** START OF TEXT PROVIDED **

Seattle Times February 20, 2022 “The next affordable city is already too expensive” by Conor Dougherty (The New York Times)


Read the Seattle Times or The New York Times for all the detail.


Summary by 2244



Image from tollbrothers.com



“In Spokane, [the largest city on the road from Seattle to Minneapoiis] home prices jumped 60% in two years, pricing out broad swaths of the populace. The increase is fueled by buyers fleeing the boom in other cities. Who will have to flee next?”


What is driving up the prices?


Refugees from high-priced cities driven away by the daily hassles of congestion and or unable to find sufficient housing to buy or even rent.


What are the challenges for a city like Spokane?


According to Steve MacDonald, formerly of Los Angeles and Southern California and now Spokane’s director of community and economic development, “‘I’m realizing more and more how important the future prosperity of this city is about getting housing right…[and] if we don’t, it’s going to track more closely with what happened in Los Angeles.”


Like elsewhere in America, the inventory of housing is too low and the building rate is too low. Too low in part due to neighborhood (NIMBY) and local government resistance to increasing housing density. The demand continues to spiral upward with more work-from-home and as more equity-rich urban dwellers migrate in search of a better lifestyle and lower housing costs. “The sharks fleel New York and Los Angeles and gobble up the housing in Austin and Portland, whose priced-out homebuyers swim to cheaper feeding grounds of places like Spokane.”

** END OF TEXT PROVIDED **

PROBLEM TO SOLVE: Please carry the summary on Spokane's rising home prices forward from its last sentence. The material isn't needed for this.

** START OF GIVEN DATA **

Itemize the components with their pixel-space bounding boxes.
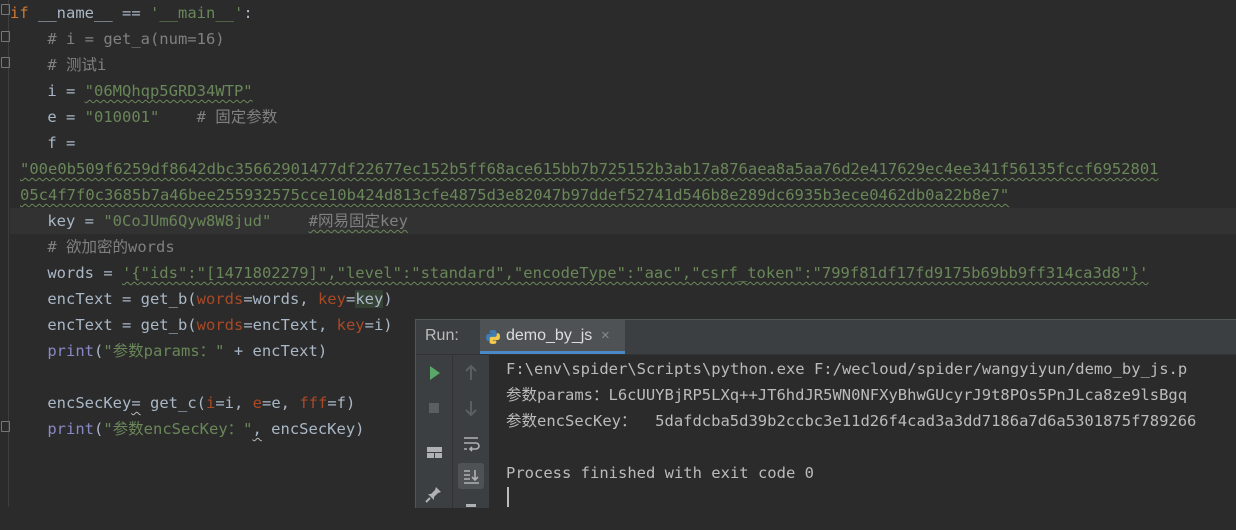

** END OF GIVEN DATA **

RESULT FOR THIS EXERCISE:
The sudden shift in demand has left “the city grappling with the consequences.” True wages have increased, more jobs are available, commercial real estate has boomed-the skyline has been transformed but longtime residents are feeling the pinch of a suddenly less-affordable city. Spokane’s mayor, Nadine Woodward commented “‘I never thought I’d see the day where my adult children couldn’t afford a home in Spokane.’”


What’s happening in response to the high demand?


Building is faster in the suburbs where local builders now find themselves in competition with national builders “like D.R. Horton and Toll Brothers.” Steve Silbar, Spokane residential real estate agent, comments that people are viewing offerings online and making offers without a real walk-through and without any tangible knowledge of the area. A “white house with the red door sits on a quiet block near Gonzaga University. It has two bedrooms, one bathroom and 1,500 square feet of living space.” Silber “has sold it twice in the past three years…November 2019…$168,000 and [a buyer] got it with zero drama…this year…Silber listed it for $250,00…[and got] fourteen offers and a bidding war later, it closed at $300,000.” Silber’s buyers earlier in his career were “‘nurses and teachers’ and now they’re corporate managers, engineers and other professionals, ‘what you can afford in Spokane has completely changed.’”


The prices in Spokane at $411,000 for a typical home are historically high for the area but low compared to the Bay Area at $1.4 million, Los Angeles $878,000 and Portland at $550,000. ‘Five years ago, a little over half the homes in the Spokane area sold for less than $200,000 and about 70% of its employed population could afford to buy a home…” Now only 15% of the employed can afford to buy a home.


Due to the higher competition to buy houses some are delaying buying plans opting to rent instead-an activity that has increased demand and prices on rental units as well. It flows down from there as social agencies housing the poor lose units to price effectively forcing more people into tent cities etc.


The city has created initiatives, to help alleviate the shortage, that include building more shelters, allowing “developers to repurpose commercial buildings.” making it “easier for residents to build backyard units, and is rezoning the city to allow duplexes and other multi unit buildings in single-family neighborhoods.” Not surprisingly some of these measures have drawn the ire of local residents. John Schram (Neighborhood Council of Spokane’s Comstock Neighborhood) commented “‘I have nothing against duplexes and triplexes just not next to my house.”